_EXERCISE TEXT_:
The Olympics, India & Drugs
Really happy that we could get some
MEDALS, obviously.
Sporting events are truly a mind-boggling manifestation of human intelligence. To be able to channelize the power in your physical and mental nexus to achieve precise and explosive outcomes is nothing short of divine.
Divinity, which we as a nation have disrespected by lopsided funding and corruption.

We are not alien to the trials and tribulations Indian sportspersons are subject to. From ailing infrastructure and training facilities to dismal payscales to the disapproval and the wrath and unsupportive nature of Indian parents, well, most of them.
I was in class 8 when I got my first opportunity to play basketball outside the city. I wasn’t the best but I firmly believe if I trained I could be really good at it. Playing it would make me very happy and I was thrilled to have gotten the opportunity.
Did I go? Wait. Was I allowed to go? No.
It was a battle I didn’t fight.
Every time I see Indian athletes doing well, my amygdala glows thinking about the time that I could’ve made that choice. I wish I pursued my interest. I wish I put in that work. I wish I fought the battle. I wish I took that risk.
I didn’t.
But I am so glad that you did.
Your achievements are fitting replies to parents who refused and actively swayed their children from pursuing their passions. I am glad you’re proving to them that people who believe in their passion make it.
During the course of the Olympics, we all had our share of emotional rollercoasters.
The emotional roller coaster is also pretty inexplicable considering most of us have nothing to win or lose in these events, but we have a point(s) to prove.
Point 1 being, just because it hasn’t been done before doesn’t mean it will never happen. India has never won a medal in athletics — it happened but it is so much harder to achieve when you not only have to get better at the game but fight the system on a daily basis.
Point 2 being, once achieved everyone wants to be a party to the player’s victory but very few have the character to stick around for the player’s loss or the number of times this person has gotten hurt/missed exams/had a bad day.
Reminds me of the time when effigies of the Indian cricket team were burnt back in 2007 as a reaction to the World Cup defeat.
The system is highly disabling — screw enabling. The system is designed to provide for nothing whilst expecting everything.
Our inadequacies may have pushed many athletes to take a different route towards getting medals
Speaking of performance enablers, did you know?

_RECORDED DATA_:
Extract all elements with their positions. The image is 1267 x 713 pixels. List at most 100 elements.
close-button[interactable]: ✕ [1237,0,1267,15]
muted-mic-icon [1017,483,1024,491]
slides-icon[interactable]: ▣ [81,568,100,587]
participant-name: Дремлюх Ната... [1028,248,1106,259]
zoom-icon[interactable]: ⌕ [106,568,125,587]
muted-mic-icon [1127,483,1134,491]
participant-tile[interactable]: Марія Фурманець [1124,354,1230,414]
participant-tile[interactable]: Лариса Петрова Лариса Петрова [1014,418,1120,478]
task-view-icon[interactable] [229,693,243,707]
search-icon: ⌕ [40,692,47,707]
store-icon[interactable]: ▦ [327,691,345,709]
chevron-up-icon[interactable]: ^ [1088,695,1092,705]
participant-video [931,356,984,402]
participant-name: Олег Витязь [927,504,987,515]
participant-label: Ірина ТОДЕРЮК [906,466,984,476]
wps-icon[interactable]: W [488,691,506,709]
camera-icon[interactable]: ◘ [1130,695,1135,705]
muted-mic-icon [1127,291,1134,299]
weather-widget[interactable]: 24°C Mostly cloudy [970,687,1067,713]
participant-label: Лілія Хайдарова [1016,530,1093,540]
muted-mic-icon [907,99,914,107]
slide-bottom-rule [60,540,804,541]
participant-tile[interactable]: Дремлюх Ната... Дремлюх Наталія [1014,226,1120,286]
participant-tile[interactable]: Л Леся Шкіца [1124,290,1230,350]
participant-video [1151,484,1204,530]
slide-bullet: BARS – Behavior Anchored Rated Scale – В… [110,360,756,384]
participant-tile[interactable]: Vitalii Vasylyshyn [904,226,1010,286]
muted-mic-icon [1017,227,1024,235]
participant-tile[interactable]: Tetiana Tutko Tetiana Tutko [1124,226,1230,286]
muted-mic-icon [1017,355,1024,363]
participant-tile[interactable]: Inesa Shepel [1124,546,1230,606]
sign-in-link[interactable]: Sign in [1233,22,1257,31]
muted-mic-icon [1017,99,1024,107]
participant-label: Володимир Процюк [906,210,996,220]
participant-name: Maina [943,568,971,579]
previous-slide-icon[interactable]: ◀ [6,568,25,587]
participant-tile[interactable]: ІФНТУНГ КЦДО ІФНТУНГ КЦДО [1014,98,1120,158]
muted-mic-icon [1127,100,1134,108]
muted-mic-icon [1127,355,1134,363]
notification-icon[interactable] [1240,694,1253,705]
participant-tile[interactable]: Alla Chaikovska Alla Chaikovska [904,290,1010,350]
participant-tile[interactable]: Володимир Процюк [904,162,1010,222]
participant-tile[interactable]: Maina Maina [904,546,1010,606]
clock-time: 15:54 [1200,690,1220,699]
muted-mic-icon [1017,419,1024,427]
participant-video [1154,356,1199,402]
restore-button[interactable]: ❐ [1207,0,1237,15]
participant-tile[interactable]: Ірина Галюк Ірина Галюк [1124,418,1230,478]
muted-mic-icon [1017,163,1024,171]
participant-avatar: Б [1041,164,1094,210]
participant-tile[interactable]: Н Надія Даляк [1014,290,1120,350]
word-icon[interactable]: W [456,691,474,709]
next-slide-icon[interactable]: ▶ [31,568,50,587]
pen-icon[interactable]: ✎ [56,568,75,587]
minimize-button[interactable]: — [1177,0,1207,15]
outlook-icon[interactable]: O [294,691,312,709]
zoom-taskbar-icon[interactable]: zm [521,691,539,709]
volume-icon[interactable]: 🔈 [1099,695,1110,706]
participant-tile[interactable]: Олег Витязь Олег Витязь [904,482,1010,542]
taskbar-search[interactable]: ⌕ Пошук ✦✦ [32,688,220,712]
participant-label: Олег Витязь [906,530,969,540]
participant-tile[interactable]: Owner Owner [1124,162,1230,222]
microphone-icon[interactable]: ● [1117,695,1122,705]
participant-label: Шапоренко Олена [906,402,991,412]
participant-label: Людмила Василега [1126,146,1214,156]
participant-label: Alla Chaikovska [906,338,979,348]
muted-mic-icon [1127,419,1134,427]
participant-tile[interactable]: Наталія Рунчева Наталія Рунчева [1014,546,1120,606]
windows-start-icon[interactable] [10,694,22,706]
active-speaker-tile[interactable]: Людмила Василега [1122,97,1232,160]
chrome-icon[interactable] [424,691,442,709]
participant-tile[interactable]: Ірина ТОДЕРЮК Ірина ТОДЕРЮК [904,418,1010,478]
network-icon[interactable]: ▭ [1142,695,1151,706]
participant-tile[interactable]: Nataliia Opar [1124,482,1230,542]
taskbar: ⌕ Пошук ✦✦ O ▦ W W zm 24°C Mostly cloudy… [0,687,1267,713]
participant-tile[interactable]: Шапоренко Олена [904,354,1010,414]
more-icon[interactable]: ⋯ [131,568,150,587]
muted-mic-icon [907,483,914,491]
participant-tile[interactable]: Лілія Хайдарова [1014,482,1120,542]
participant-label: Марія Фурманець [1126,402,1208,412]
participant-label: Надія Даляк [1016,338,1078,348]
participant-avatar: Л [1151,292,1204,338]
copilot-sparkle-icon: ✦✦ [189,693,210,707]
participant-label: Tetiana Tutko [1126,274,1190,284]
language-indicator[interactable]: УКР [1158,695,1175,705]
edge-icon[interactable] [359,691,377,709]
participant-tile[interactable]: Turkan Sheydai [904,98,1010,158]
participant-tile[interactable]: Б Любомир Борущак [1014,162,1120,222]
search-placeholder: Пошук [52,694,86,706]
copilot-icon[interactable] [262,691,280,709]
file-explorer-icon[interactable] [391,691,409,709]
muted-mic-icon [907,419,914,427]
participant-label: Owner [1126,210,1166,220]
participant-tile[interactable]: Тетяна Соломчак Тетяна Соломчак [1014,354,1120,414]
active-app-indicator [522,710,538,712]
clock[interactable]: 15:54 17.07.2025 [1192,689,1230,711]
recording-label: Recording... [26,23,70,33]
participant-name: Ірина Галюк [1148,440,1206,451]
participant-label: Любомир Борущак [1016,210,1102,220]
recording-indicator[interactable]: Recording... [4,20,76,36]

_REQUIREMENT 1_: In the essay on the Olympics, India and drugs, what class was the writer in when the first chance came to play basketball outside the city?
_REQUIREMENT 2_: Proceed with the essay on the Olympics, India and drugs, picking up right after its final sentence.

_WRITTEN RESPONSE 1_: Class 8.

_WRITTEN RESPONSE 2_:
While India may have ranked forty-eighth in the Tokyo Olympics, it ranks third (Russia and Kenya are first and second respectively) in terms of the number of athletes banned from athletics for doping violations.

Russia was banned from participating in the Olympics after a widespread state-sponsored doping racket was uncovered in 2016 (which is why they went by Russian Olympic Committee (ROC)) and it will not be a surprise if a similar scandal (may or may not be state-sponsored because the state will actually have to give a damn about sporting laurels to organize this illicit consumption) is unearthed in India as well. After all, there is no real control over doping drugs distribution in India.
But
What is the government’s interest in these Olympic rankings?
Here’s an excerpt from The Economist:
This dominance of the Olympic games may appear unassailable, but during the cold war, America vied with the Soviet Union for supremacy. Between 1952 and 1992 the Soviet Union beat America in six of the nine games in which the two countries went head-to-head (newly-independent Soviet states competed as a single team in 1992). On paper, it should not have been much of a match: although the USSR’s population was a sixth larger than America’s, estimates of its economic output put its GDP at one-quarter that of its rival. But athletes from the USSR and other Eastern bloc countries benefited from a vast allocation of resources to sports and state-sponsored doping programmes.

China’s increasing dominance in the games was followed by its rising economic clout. Since 2000 the country has not placed lower than third.
What does that say about India? More on that later.
The fun & games may have been happening in Tokyo but the real players are in Washington & Beijing.